[What you will do] Please write out every line of the material, leaving out any picture.

========================================

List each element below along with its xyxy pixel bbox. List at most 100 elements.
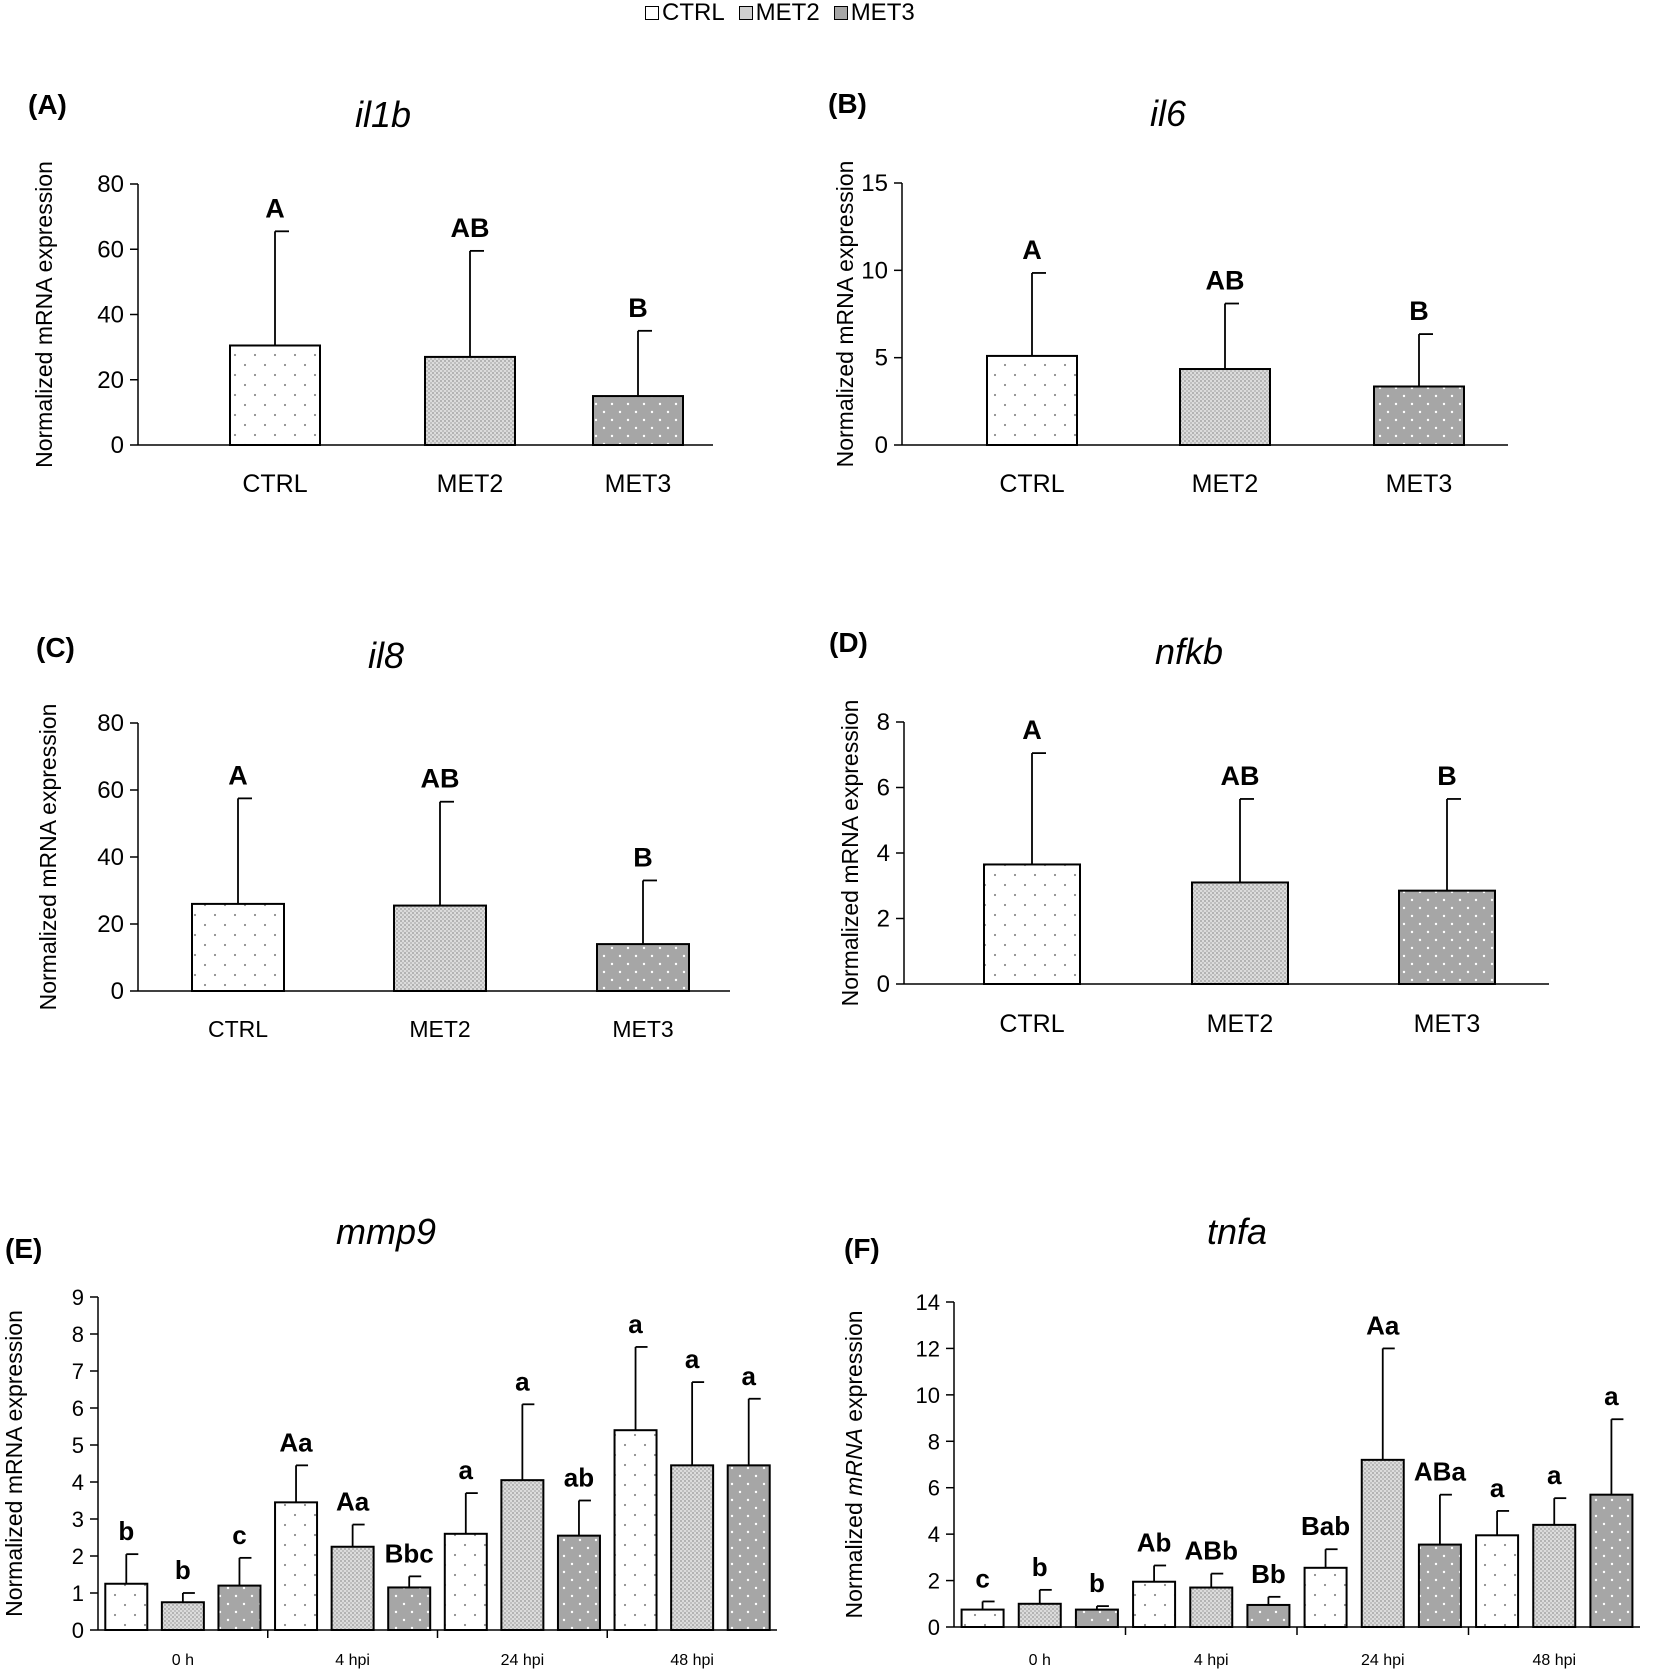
y-tick-label: 8: [877, 709, 890, 736]
x-category-label: 48 hpi: [670, 1652, 714, 1669]
significance-label-met3-1: Bb: [1251, 1559, 1286, 1589]
panel-label: (F): [844, 1233, 880, 1264]
significance-label-met3: B: [628, 293, 648, 323]
y-tick-label: 20: [97, 911, 124, 938]
significance-label-ctrl-0: b: [118, 1516, 134, 1546]
bar-met2-1: [1189, 1586, 1234, 1629]
y-tick-label: 80: [97, 710, 124, 737]
legend-label: MET2: [755, 0, 820, 26]
x-category-label: 24 hpi: [1361, 1652, 1405, 1669]
chart-panel-b: (B) il6 Normalized mRNA expression 0 5 10 15 A C…: [828, 88, 1508, 498]
bar-met3-2: [1417, 1543, 1462, 1628]
bar-ctrl: [191, 902, 285, 993]
bar-ctrl-2: [1303, 1566, 1348, 1629]
y-tick-label: 4: [877, 840, 890, 867]
bar-met2: [393, 904, 487, 993]
significance-label-met2: AB: [1206, 266, 1245, 296]
chart-panel-c: (C) il8 Normalized mRNA expression 0 20 40 60 8…: [35, 632, 730, 1042]
significance-label-met3-0: c: [232, 1520, 246, 1550]
bar-met2: [1179, 368, 1271, 446]
significance-label-ctrl: A: [1022, 715, 1042, 745]
legend-swatch-met3: [833, 6, 848, 20]
x-category-label: CTRL: [208, 1016, 268, 1042]
bar-ctrl: [983, 863, 1081, 986]
bar-met3-3: [726, 1464, 771, 1631]
significance-label-met3-3: a: [741, 1361, 756, 1391]
y-tick-label: 6: [928, 1476, 940, 1501]
y-tick-label: 6: [877, 775, 890, 802]
significance-label-met3-2: ab: [564, 1463, 594, 1493]
significance-label-ctrl-1: Aa: [279, 1427, 313, 1457]
x-category-label: 0 h: [1029, 1652, 1051, 1669]
y-tick-label: 5: [72, 1433, 84, 1458]
bar-ctrl-2: [443, 1532, 488, 1632]
significance-label-met2-1: Aa: [336, 1487, 370, 1517]
panel-label: (A): [28, 89, 67, 120]
significance-label-met2-1: ABb: [1185, 1536, 1238, 1566]
chart-title: il6: [1150, 93, 1187, 134]
legend: CTRL MET2 MET3: [645, 0, 929, 26]
y-tick-label: 2: [928, 1569, 940, 1594]
significance-label-ctrl: A: [1022, 235, 1042, 265]
significance-label-ctrl-3: a: [628, 1309, 643, 1339]
y-tick-label: 1: [72, 1581, 84, 1606]
y-tick-label: 10: [916, 1383, 940, 1408]
y-tick-label: 8: [928, 1429, 940, 1454]
bar-ctrl-1: [1132, 1580, 1177, 1629]
y-tick-label: 10: [861, 257, 888, 284]
x-category-label: MET2: [437, 470, 504, 498]
y-tick-label: 7: [72, 1359, 84, 1384]
bar-met3-0: [1074, 1608, 1119, 1628]
chart-title: nfkb: [1155, 631, 1223, 672]
y-tick-label: 12: [916, 1336, 940, 1361]
significance-label-ctrl-0: c: [975, 1563, 989, 1593]
x-category-label: MET3: [1386, 470, 1453, 498]
bar-met3-1: [387, 1586, 432, 1631]
significance-label-met2-2: a: [515, 1366, 530, 1396]
significance-label-met3: B: [633, 842, 653, 872]
y-tick-label: 0: [928, 1615, 940, 1640]
significance-label-met3-3: a: [1604, 1381, 1619, 1411]
bar-met2-0: [1017, 1602, 1062, 1629]
y-axis-label: Normalized mRNA expression: [1, 1310, 27, 1617]
chart-panel-d: (D) nfkb Normalized mRNA expression 0 2 4 6 8 A C…: [829, 627, 1549, 1038]
bar-met3-0: [217, 1584, 262, 1631]
significance-label-met3-0: b: [1089, 1568, 1105, 1598]
significance-label-ctrl: A: [265, 193, 285, 223]
bar-ctrl-0: [104, 1582, 149, 1631]
bar-ctrl-3: [613, 1429, 658, 1631]
chart-panel-e: (E) mmp9 Normalized mRNA expression 0 1 2 3 4 5 6…: [1, 1211, 777, 1669]
significance-label-met2-0: b: [175, 1555, 191, 1585]
bar-met3: [1398, 889, 1496, 985]
x-category-label: 4 hpi: [1194, 1652, 1229, 1669]
bar-ctrl: [986, 354, 1078, 447]
y-tick-label: 0: [877, 971, 890, 998]
y-tick-label: 80: [97, 171, 124, 198]
y-tick-label: 60: [97, 777, 124, 804]
bar-met3-2: [556, 1534, 601, 1632]
legend-label: MET3: [850, 0, 915, 26]
y-axis-label: Normalized mRNA expression: [35, 704, 61, 1011]
significance-label-met2-0: b: [1032, 1552, 1048, 1582]
chart-title: il8: [368, 635, 404, 676]
bar-met3-3: [1589, 1493, 1634, 1629]
x-category-label: 48 hpi: [1532, 1652, 1576, 1669]
panel-label: (D): [829, 627, 868, 658]
x-category-label: MET3: [612, 1016, 673, 1042]
significance-label-ctrl-2: Bab: [1301, 1511, 1350, 1541]
y-axis-label: Normalized mRNA expression: [832, 161, 858, 468]
bar-ctrl-0: [960, 1608, 1005, 1628]
legend-item-met2: MET2: [738, 0, 820, 27]
x-category-label: 24 hpi: [501, 1652, 545, 1669]
x-category-label: CTRL: [999, 470, 1064, 498]
y-axis-label-part: mRNA: [841, 1428, 867, 1496]
significance-label-met2: AB: [451, 213, 490, 243]
chart-panel-a: (A) il1b Normalized mRNA expression 0 20 40 60…: [28, 89, 713, 498]
significance-label-met3-2: ABa: [1414, 1457, 1467, 1487]
bar-met3: [592, 395, 684, 446]
x-category-label: MET2: [409, 1016, 470, 1042]
bar-met2: [1191, 881, 1289, 985]
chart-title: mmp9: [336, 1211, 436, 1252]
bar-ctrl: [229, 344, 321, 446]
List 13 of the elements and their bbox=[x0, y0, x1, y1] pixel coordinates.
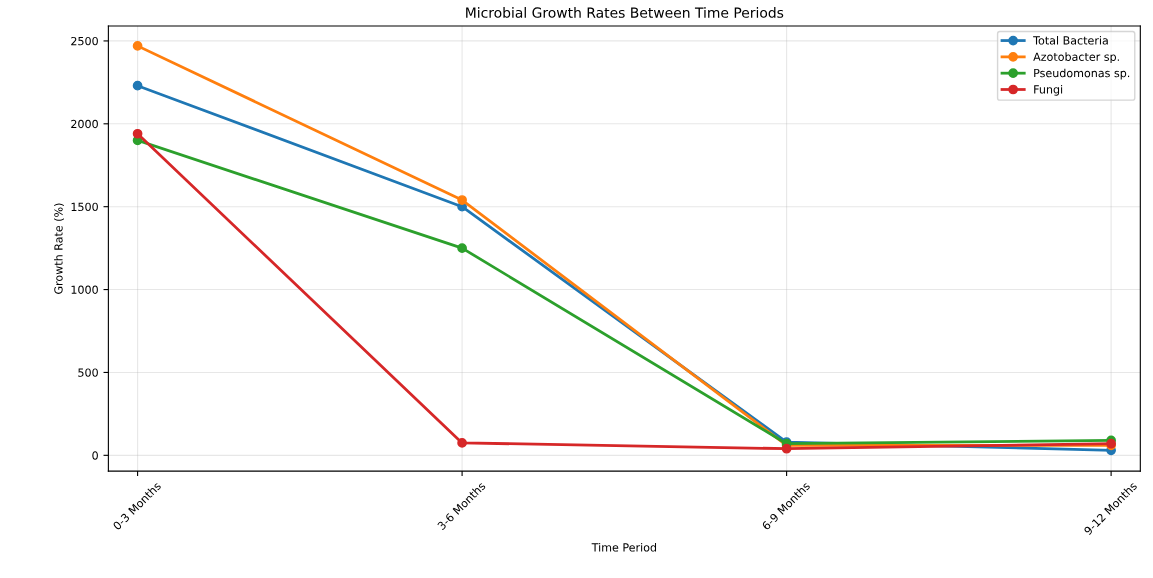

========================================

[Answer for this exercise]
List each element below along with its xyxy pixel bbox. List at most 100 elements.
y-tick-label: 8: [877, 709, 890, 736]
x-category-label: 48 hpi: [670, 1652, 714, 1669]
significance-label-met3-1: Bb: [1251, 1559, 1286, 1589]
panel-label: (F): [844, 1233, 880, 1264]
significance-label-met3: B: [628, 293, 648, 323]
y-tick-label: 20: [97, 911, 124, 938]
significance-label-ctrl-0: b: [118, 1516, 134, 1546]
bar-met2-1: [1189, 1586, 1234, 1629]
y-tick-label: 80: [97, 710, 124, 737]
legend-label: MET2: [755, 0, 820, 26]
x-category-label: 24 hpi: [1361, 1652, 1405, 1669]
chart-panel-b: (B) il6 Normalized mRNA expression 0 5 10 15 A C…: [828, 88, 1508, 498]
bar-met3-2: [1417, 1543, 1462, 1628]
bar-ctrl: [191, 902, 285, 993]
bar-ctrl-2: [1303, 1566, 1348, 1629]
y-tick-label: 4: [877, 840, 890, 867]
bar-met2: [393, 904, 487, 993]
significance-label-met2: AB: [1206, 266, 1245, 296]
chart-panel-c: (C) il8 Normalized mRNA expression 0 20 40 60 8…: [35, 632, 730, 1042]
significance-label-met3-0: c: [232, 1520, 246, 1550]
bar-met2: [1179, 368, 1271, 446]
significance-label-ctrl: A: [1022, 715, 1042, 745]
legend-swatch-met3: [833, 6, 848, 20]
x-category-label: CTRL: [208, 1016, 268, 1042]
bar-ctrl: [983, 863, 1081, 986]
bar-met3-3: [726, 1464, 771, 1631]
significance-label-met3-3: a: [741, 1361, 756, 1391]
y-tick-label: 6: [928, 1476, 940, 1501]
y-tick-label: 6: [877, 775, 890, 802]
significance-label-met3-2: ab: [564, 1463, 594, 1493]
significance-label-ctrl-1: Aa: [279, 1427, 313, 1457]
x-category-label: 0 h: [1029, 1652, 1051, 1669]
y-tick-label: 5: [72, 1433, 84, 1458]
bar-ctrl-2: [443, 1532, 488, 1632]
significance-label-met2-1: Aa: [336, 1487, 370, 1517]
panel-label: (A): [28, 89, 67, 120]
significance-label-met2-1: ABb: [1185, 1536, 1238, 1566]
chart-title: il6: [1150, 93, 1187, 134]
legend: CTRL MET2 MET3: [645, 0, 929, 26]
y-tick-label: 2: [928, 1569, 940, 1594]
significance-label-ctrl: A: [1022, 235, 1042, 265]
significance-label-ctrl-3: a: [628, 1309, 643, 1339]
y-tick-label: 1: [72, 1581, 84, 1606]
y-tick-label: 10: [916, 1383, 940, 1408]
y-tick-label: 8: [928, 1429, 940, 1454]
bar-ctrl-1: [1132, 1580, 1177, 1629]
y-tick-label: 10: [861, 257, 888, 284]
x-category-label: MET2: [437, 470, 504, 498]
y-tick-label: 7: [72, 1359, 84, 1384]
bar-met3-0: [1074, 1608, 1119, 1628]
chart-title: nfkb: [1155, 631, 1223, 672]
y-tick-label: 12: [916, 1336, 940, 1361]
significance-label-ctrl-0: c: [975, 1563, 989, 1593]
x-category-label: MET3: [1386, 470, 1453, 498]
bar-met3-1: [387, 1586, 432, 1631]
significance-label-met2-2: a: [515, 1366, 530, 1396]
significance-label-met3: B: [633, 842, 653, 872]
y-tick-label: 0: [928, 1615, 940, 1640]
significance-label-met3-3: a: [1604, 1381, 1619, 1411]
bar-met2-0: [1017, 1602, 1062, 1629]
y-axis-label: Normalized mRNA expression: [1, 1310, 27, 1617]
chart-panel-d: (D) nfkb Normalized mRNA expression 0 2 4 6 8 A C…: [829, 627, 1549, 1038]
bar-met3-0: [217, 1584, 262, 1631]
significance-label-met3-0: b: [1089, 1568, 1105, 1598]
significance-label-ctrl: A: [265, 193, 285, 223]
bar-ctrl-0: [104, 1582, 149, 1631]
bar-ctrl-3: [613, 1429, 658, 1631]
chart-panel-e: (E) mmp9 Normalized mRNA expression 0 1 2 3 4 5 6…: [1, 1211, 777, 1669]
significance-label-met2-0: b: [175, 1555, 191, 1585]
bar-met3: [1398, 889, 1496, 985]
x-category-label: 4 hpi: [1194, 1652, 1229, 1669]
bar-ctrl: [986, 354, 1078, 447]
y-tick-label: 0: [877, 971, 890, 998]
y-tick-label: 80: [97, 171, 124, 198]
y-tick-label: 60: [97, 777, 124, 804]
bar-met3-2: [556, 1534, 601, 1632]
legend-label: MET3: [850, 0, 915, 26]
y-axis-label: Normalized mRNA expression: [35, 704, 61, 1011]
significance-label-met2-0: b: [1032, 1552, 1048, 1582]
chart-title: il8: [368, 635, 404, 676]
bar-met3-3: [1589, 1493, 1634, 1629]
x-category-label: 48 hpi: [1532, 1652, 1576, 1669]
panel-label: (D): [829, 627, 868, 658]
x-category-label: MET3: [612, 1016, 673, 1042]
significance-label-ctrl-2: Bab: [1301, 1511, 1350, 1541]
y-axis-label: Normalized mRNA expression: [832, 161, 858, 468]
bar-ctrl-0: [960, 1608, 1005, 1628]
legend-item-met2: MET2: [738, 0, 820, 27]
x-category-label: 24 hpi: [501, 1652, 545, 1669]
x-category-label: CTRL: [999, 470, 1064, 498]
y-axis-label-part: mRNA: [841, 1428, 867, 1496]
significance-label-met2: AB: [451, 213, 490, 243]
chart-panel-a: (A) il1b Normalized mRNA expression 0 20 40 60…: [28, 89, 713, 498]
significance-label-met3-2: ABa: [1414, 1457, 1467, 1487]
bar-met3: [592, 395, 684, 446]
x-category-label: MET2: [409, 1016, 470, 1042]
bar-met2: [1191, 881, 1289, 985]
chart-title: mmp9: [336, 1211, 436, 1252]
bar-ctrl: [229, 344, 321, 446]
List 13 of the elements and their bbox=[x0, y0, x1, y1] pixel coordinates.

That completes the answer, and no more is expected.